Exercise brief -> Write out the data below in full, unchanged, minus the images.

Data ->

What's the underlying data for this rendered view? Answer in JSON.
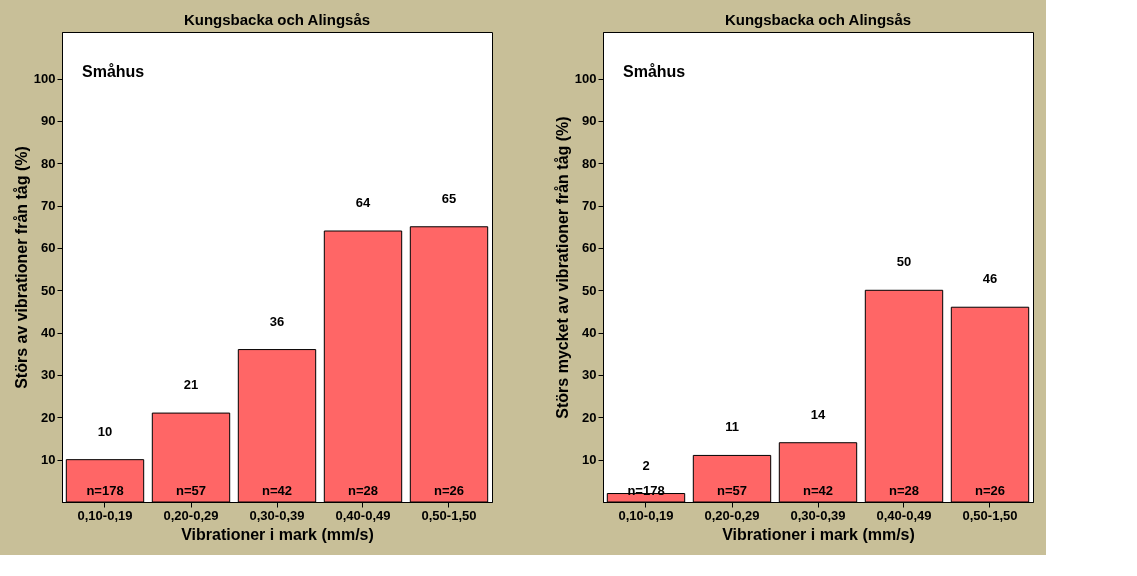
{
  "chart_data": [
    {
      "type": "bar",
      "title": "Kungsbacka och Alingsås",
      "xlabel": "Vibrationer i mark (mm/s)",
      "ylabel": "Störs av vibrationer från tåg (%)",
      "categories": [
        "0,10-0,19",
        "0,20-0,29",
        "0,30-0,39",
        "0,40-0,49",
        "0,50-1,50"
      ],
      "values": [
        10,
        21,
        36,
        64,
        65
      ],
      "color": "#ff6666",
      "data_labels": true,
      "ylim": [
        0,
        111
      ],
      "yticks": [
        10,
        20,
        30,
        40,
        50,
        60,
        70,
        80,
        90,
        100
      ],
      "annotations": [
        "Småhus",
        "n=178",
        "n=57",
        "n=42",
        "n=28",
        "n=26"
      ]
    },
    {
      "type": "bar",
      "title": "Kungsbacka och Alingsås",
      "xlabel": "Vibrationer i mark (mm/s)",
      "ylabel": "Störs mycket av vibrationer från tåg (%)",
      "categories": [
        "0,10-0,19",
        "0,20-0,29",
        "0,30-0,39",
        "0,40-0,49",
        "0,50-1,50"
      ],
      "values": [
        2,
        11,
        14,
        50,
        46
      ],
      "color": "#ff6666",
      "data_labels": true,
      "ylim": [
        0,
        111
      ],
      "yticks": [
        10,
        20,
        30,
        40,
        50,
        60,
        70,
        80,
        90,
        100
      ],
      "annotations": [
        "Småhus",
        "n=178",
        "n=57",
        "n=42",
        "n=28",
        "n=26"
      ]
    }
  ]
}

Result of the exercise ->
What's the underlying data for this rendered view? Answer in JSON.
{
  "chart_data": [
    {
      "type": "bar",
      "title": "Kungsbacka och Alingsås",
      "xlabel": "Vibrationer i mark (mm/s)",
      "ylabel": "Störs av vibrationer från tåg (%)",
      "categories": [
        "0,10-0,19",
        "0,20-0,29",
        "0,30-0,39",
        "0,40-0,49",
        "0,50-1,50"
      ],
      "values": [
        10,
        21,
        36,
        64,
        65
      ],
      "color": "#ff6666",
      "data_labels": true,
      "ylim": [
        0,
        111
      ],
      "yticks": [
        10,
        20,
        30,
        40,
        50,
        60,
        70,
        80,
        90,
        100
      ],
      "annotations": [
        "Småhus",
        "n=178",
        "n=57",
        "n=42",
        "n=28",
        "n=26"
      ]
    },
    {
      "type": "bar",
      "title": "Kungsbacka och Alingsås",
      "xlabel": "Vibrationer i mark (mm/s)",
      "ylabel": "Störs mycket av vibrationer från tåg (%)",
      "categories": [
        "0,10-0,19",
        "0,20-0,29",
        "0,30-0,39",
        "0,40-0,49",
        "0,50-1,50"
      ],
      "values": [
        2,
        11,
        14,
        50,
        46
      ],
      "color": "#ff6666",
      "data_labels": true,
      "ylim": [
        0,
        111
      ],
      "yticks": [
        10,
        20,
        30,
        40,
        50,
        60,
        70,
        80,
        90,
        100
      ],
      "annotations": [
        "Småhus",
        "n=178",
        "n=57",
        "n=42",
        "n=28",
        "n=26"
      ]
    }
  ]
}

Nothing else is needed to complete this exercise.